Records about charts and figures
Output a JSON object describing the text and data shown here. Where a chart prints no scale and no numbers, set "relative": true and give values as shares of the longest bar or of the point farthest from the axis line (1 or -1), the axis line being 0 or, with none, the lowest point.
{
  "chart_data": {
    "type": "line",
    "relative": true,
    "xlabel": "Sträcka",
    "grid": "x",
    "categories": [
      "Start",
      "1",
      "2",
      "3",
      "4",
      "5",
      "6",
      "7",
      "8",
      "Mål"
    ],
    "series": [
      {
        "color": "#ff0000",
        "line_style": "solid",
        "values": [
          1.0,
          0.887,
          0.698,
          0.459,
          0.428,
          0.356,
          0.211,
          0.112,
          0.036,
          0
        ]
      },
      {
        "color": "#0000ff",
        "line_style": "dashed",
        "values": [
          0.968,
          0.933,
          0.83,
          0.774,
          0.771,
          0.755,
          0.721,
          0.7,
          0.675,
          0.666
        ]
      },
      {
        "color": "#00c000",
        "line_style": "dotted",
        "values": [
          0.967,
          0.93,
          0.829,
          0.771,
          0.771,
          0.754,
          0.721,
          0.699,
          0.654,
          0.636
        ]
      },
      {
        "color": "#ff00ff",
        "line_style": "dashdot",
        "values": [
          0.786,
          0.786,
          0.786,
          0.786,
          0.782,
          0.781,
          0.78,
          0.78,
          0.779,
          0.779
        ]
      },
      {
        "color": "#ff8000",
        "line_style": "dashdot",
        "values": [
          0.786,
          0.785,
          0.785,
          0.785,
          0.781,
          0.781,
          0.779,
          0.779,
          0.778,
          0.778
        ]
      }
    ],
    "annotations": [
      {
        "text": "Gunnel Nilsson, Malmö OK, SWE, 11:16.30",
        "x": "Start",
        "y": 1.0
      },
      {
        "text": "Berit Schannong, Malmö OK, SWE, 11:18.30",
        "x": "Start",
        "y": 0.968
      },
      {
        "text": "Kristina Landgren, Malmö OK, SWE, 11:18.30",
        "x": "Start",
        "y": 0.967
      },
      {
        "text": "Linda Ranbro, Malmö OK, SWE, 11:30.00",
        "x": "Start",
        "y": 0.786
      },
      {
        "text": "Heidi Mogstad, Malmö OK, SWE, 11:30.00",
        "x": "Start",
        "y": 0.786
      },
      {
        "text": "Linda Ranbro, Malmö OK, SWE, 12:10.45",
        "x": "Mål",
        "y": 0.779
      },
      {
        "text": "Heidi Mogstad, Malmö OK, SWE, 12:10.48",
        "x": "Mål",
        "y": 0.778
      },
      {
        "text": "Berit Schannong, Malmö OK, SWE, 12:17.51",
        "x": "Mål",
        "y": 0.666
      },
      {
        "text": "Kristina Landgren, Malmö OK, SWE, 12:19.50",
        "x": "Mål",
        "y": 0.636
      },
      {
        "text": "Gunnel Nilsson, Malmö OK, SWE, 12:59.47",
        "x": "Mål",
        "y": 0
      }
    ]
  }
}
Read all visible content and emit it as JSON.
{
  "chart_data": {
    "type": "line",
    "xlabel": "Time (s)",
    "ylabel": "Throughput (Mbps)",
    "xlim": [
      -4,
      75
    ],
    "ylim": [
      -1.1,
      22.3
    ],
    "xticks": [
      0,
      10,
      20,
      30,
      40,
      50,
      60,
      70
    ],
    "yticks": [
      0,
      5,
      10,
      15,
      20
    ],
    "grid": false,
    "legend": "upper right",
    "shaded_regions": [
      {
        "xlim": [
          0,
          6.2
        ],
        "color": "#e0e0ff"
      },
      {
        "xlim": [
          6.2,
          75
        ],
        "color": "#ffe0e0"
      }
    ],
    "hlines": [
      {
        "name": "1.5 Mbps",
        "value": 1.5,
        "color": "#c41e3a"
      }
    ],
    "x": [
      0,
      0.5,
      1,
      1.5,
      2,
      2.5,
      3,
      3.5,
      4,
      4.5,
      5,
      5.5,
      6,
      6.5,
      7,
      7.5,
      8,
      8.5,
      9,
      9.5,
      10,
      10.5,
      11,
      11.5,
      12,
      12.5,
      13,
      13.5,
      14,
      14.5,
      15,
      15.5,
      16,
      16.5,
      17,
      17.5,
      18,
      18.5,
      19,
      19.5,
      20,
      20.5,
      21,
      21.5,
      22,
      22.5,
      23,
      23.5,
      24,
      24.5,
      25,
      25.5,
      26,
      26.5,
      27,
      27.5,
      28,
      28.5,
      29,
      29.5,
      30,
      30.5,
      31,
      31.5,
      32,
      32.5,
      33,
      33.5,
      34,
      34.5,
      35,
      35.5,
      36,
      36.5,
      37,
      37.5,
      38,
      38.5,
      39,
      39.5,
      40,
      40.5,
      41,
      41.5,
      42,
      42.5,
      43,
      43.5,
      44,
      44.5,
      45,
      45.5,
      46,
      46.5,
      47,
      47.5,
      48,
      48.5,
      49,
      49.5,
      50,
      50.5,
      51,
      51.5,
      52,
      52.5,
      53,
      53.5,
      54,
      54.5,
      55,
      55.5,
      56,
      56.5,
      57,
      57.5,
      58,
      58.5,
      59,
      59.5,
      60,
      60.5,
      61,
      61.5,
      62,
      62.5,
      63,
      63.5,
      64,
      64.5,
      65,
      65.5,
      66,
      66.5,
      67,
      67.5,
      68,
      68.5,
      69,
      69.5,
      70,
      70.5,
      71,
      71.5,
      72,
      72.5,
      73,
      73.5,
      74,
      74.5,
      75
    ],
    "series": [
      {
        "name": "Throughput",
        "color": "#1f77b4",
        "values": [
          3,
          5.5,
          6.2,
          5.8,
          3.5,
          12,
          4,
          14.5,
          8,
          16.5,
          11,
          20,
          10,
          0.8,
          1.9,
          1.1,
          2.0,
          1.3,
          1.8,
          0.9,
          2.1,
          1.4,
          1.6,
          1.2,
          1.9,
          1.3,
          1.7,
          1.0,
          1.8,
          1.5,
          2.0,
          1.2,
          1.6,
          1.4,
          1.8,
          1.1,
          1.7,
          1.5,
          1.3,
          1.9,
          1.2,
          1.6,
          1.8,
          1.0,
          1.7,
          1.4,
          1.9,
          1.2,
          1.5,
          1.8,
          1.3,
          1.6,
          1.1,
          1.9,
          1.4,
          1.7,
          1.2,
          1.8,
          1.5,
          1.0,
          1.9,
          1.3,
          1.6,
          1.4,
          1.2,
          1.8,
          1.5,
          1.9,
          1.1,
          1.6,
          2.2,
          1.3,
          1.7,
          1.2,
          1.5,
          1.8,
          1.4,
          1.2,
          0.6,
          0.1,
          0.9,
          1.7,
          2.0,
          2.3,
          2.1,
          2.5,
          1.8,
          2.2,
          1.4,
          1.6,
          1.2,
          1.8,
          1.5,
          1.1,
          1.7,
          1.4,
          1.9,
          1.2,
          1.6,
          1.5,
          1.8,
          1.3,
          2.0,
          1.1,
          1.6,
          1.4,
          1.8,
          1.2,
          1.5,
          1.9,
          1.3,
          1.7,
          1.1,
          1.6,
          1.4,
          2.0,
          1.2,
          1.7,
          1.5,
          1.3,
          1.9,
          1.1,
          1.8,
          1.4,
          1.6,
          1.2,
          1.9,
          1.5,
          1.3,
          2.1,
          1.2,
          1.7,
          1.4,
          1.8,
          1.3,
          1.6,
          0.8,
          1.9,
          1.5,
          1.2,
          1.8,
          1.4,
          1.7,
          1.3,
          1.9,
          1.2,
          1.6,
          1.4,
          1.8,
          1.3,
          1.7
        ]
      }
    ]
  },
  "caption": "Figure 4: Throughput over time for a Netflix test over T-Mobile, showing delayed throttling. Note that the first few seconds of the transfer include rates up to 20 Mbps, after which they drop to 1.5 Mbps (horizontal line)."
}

> [INSTRUCTIONS TO FOLLOW]
All of the entries above need to be reproduced exactly.

> [IN RESPONSE]
Output a JSON object describing the text and data shown here. Where a chart prints no scale and no numbers, set "relative": true and give values as shares of the longest bar or of the point farthest from the axis line (1 or -1), the axis line being 0 or, with none, the lowest point.
{
  "chart_data": {
    "type": "line",
    "relative": true,
    "xlabel": "Sträcka",
    "grid": "x",
    "categories": [
      "Start",
      "1",
      "2",
      "3",
      "4",
      "5",
      "6",
      "7",
      "8",
      "Mål"
    ],
    "series": [
      {
        "color": "#ff0000",
        "line_style": "solid",
        "values": [
          1.0,
          0.887,
          0.698,
          0.459,
          0.428,
          0.356,
          0.211,
          0.112,
          0.036,
          0
        ]
      },
      {
        "color": "#0000ff",
        "line_style": "dashed",
        "values": [
          0.968,
          0.933,
          0.83,
          0.774,
          0.771,
          0.755,
          0.721,
          0.7,
          0.675,
          0.666
        ]
      },
      {
        "color": "#00c000",
        "line_style": "dotted",
        "values": [
          0.967,
          0.93,
          0.829,
          0.771,
          0.771,
          0.754,
          0.721,
          0.699,
          0.654,
          0.636
        ]
      },
      {
        "color": "#ff00ff",
        "line_style": "dashdot",
        "values": [
          0.786,
          0.786,
          0.786,
          0.786,
          0.782,
          0.781,
          0.78,
          0.78,
          0.779,
          0.779
        ]
      },
      {
        "color": "#ff8000",
        "line_style": "dashdot",
        "values": [
          0.786,
          0.785,
          0.785,
          0.785,
          0.781,
          0.781,
          0.779,
          0.779,
          0.778,
          0.778
        ]
      }
    ],
    "annotations": [
      {
        "text": "Gunnel Nilsson, Malmö OK, SWE, 11:16.30",
        "x": "Start",
        "y": 1.0
      },
      {
        "text": "Berit Schannong, Malmö OK, SWE, 11:18.30",
        "x": "Start",
        "y": 0.968
      },
      {
        "text": "Kristina Landgren, Malmö OK, SWE, 11:18.30",
        "x": "Start",
        "y": 0.967
      },
      {
        "text": "Linda Ranbro, Malmö OK, SWE, 11:30.00",
        "x": "Start",
        "y": 0.786
      },
      {
        "text": "Heidi Mogstad, Malmö OK, SWE, 11:30.00",
        "x": "Start",
        "y": 0.786
      },
      {
        "text": "Linda Ranbro, Malmö OK, SWE, 12:10.45",
        "x": "Mål",
        "y": 0.779
      },
      {
        "text": "Heidi Mogstad, Malmö OK, SWE, 12:10.48",
        "x": "Mål",
        "y": 0.778
      },
      {
        "text": "Berit Schannong, Malmö OK, SWE, 12:17.51",
        "x": "Mål",
        "y": 0.666
      },
      {
        "text": "Kristina Landgren, Malmö OK, SWE, 12:19.50",
        "x": "Mål",
        "y": 0.636
      },
      {
        "text": "Gunnel Nilsson, Malmö OK, SWE, 12:59.47",
        "x": "Mål",
        "y": 0
      }
    ]
  }
}
Read all visible content and emit it as JSON.
{
  "chart_data": {
    "type": "line",
    "xlabel": "Time (s)",
    "ylabel": "Throughput (Mbps)",
    "xlim": [
      -4,
      75
    ],
    "ylim": [
      -1.1,
      22.3
    ],
    "xticks": [
      0,
      10,
      20,
      30,
      40,
      50,
      60,
      70
    ],
    "yticks": [
      0,
      5,
      10,
      15,
      20
    ],
    "grid": false,
    "legend": "upper right",
    "shaded_regions": [
      {
        "xlim": [
          0,
          6.2
        ],
        "color": "#e0e0ff"
      },
      {
        "xlim": [
          6.2,
          75
        ],
        "color": "#ffe0e0"
      }
    ],
    "hlines": [
      {
        "name": "1.5 Mbps",
        "value": 1.5,
        "color": "#c41e3a"
      }
    ],
    "x": [
      0,
      0.5,
      1,
      1.5,
      2,
      2.5,
      3,
      3.5,
      4,
      4.5,
      5,
      5.5,
      6,
      6.5,
      7,
      7.5,
      8,
      8.5,
      9,
      9.5,
      10,
      10.5,
      11,
      11.5,
      12,
      12.5,
      13,
      13.5,
      14,
      14.5,
      15,
      15.5,
      16,
      16.5,
      17,
      17.5,
      18,
      18.5,
      19,
      19.5,
      20,
      20.5,
      21,
      21.5,
      22,
      22.5,
      23,
      23.5,
      24,
      24.5,
      25,
      25.5,
      26,
      26.5,
      27,
      27.5,
      28,
      28.5,
      29,
      29.5,
      30,
      30.5,
      31,
      31.5,
      32,
      32.5,
      33,
      33.5,
      34,
      34.5,
      35,
      35.5,
      36,
      36.5,
      37,
      37.5,
      38,
      38.5,
      39,
      39.5,
      40,
      40.5,
      41,
      41.5,
      42,
      42.5,
      43,
      43.5,
      44,
      44.5,
      45,
      45.5,
      46,
      46.5,
      47,
      47.5,
      48,
      48.5,
      49,
      49.5,
      50,
      50.5,
      51,
      51.5,
      52,
      52.5,
      53,
      53.5,
      54,
      54.5,
      55,
      55.5,
      56,
      56.5,
      57,
      57.5,
      58,
      58.5,
      59,
      59.5,
      60,
      60.5,
      61,
      61.5,
      62,
      62.5,
      63,
      63.5,
      64,
      64.5,
      65,
      65.5,
      66,
      66.5,
      67,
      67.5,
      68,
      68.5,
      69,
      69.5,
      70,
      70.5,
      71,
      71.5,
      72,
      72.5,
      73,
      73.5,
      74,
      74.5,
      75
    ],
    "series": [
      {
        "name": "Throughput",
        "color": "#1f77b4",
        "values": [
          3,
          5.5,
          6.2,
          5.8,
          3.5,
          12,
          4,
          14.5,
          8,
          16.5,
          11,
          20,
          10,
          0.8,
          1.9,
          1.1,
          2.0,
          1.3,
          1.8,
          0.9,
          2.1,
          1.4,
          1.6,
          1.2,
          1.9,
          1.3,
          1.7,
          1.0,
          1.8,
          1.5,
          2.0,
          1.2,
          1.6,
          1.4,
          1.8,
          1.1,
          1.7,
          1.5,
          1.3,
          1.9,
          1.2,
          1.6,
          1.8,
          1.0,
          1.7,
          1.4,
          1.9,
          1.2,
          1.5,
          1.8,
          1.3,
          1.6,
          1.1,
          1.9,
          1.4,
          1.7,
          1.2,
          1.8,
          1.5,
          1.0,
          1.9,
          1.3,
          1.6,
          1.4,
          1.2,
          1.8,
          1.5,
          1.9,
          1.1,
          1.6,
          2.2,
          1.3,
          1.7,
          1.2,
          1.5,
          1.8,
          1.4,
          1.2,
          0.6,
          0.1,
          0.9,
          1.7,
          2.0,
          2.3,
          2.1,
          2.5,
          1.8,
          2.2,
          1.4,
          1.6,
          1.2,
          1.8,
          1.5,
          1.1,
          1.7,
          1.4,
          1.9,
          1.2,
          1.6,
          1.5,
          1.8,
          1.3,
          2.0,
          1.1,
          1.6,
          1.4,
          1.8,
          1.2,
          1.5,
          1.9,
          1.3,
          1.7,
          1.1,
          1.6,
          1.4,
          2.0,
          1.2,
          1.7,
          1.5,
          1.3,
          1.9,
          1.1,
          1.8,
          1.4,
          1.6,
          1.2,
          1.9,
          1.5,
          1.3,
          2.1,
          1.2,
          1.7,
          1.4,
          1.8,
          1.3,
          1.6,
          0.8,
          1.9,
          1.5,
          1.2,
          1.8,
          1.4,
          1.7,
          1.3,
          1.9,
          1.2,
          1.6,
          1.4,
          1.8,
          1.3,
          1.7
        ]
      }
    ]
  },
  "caption": "Figure 4: Throughput over time for a Netflix test over T-Mobile, showing delayed throttling. Note that the first few seconds of the transfer include rates up to 20 Mbps, after which they drop to 1.5 Mbps (horizontal line)."
}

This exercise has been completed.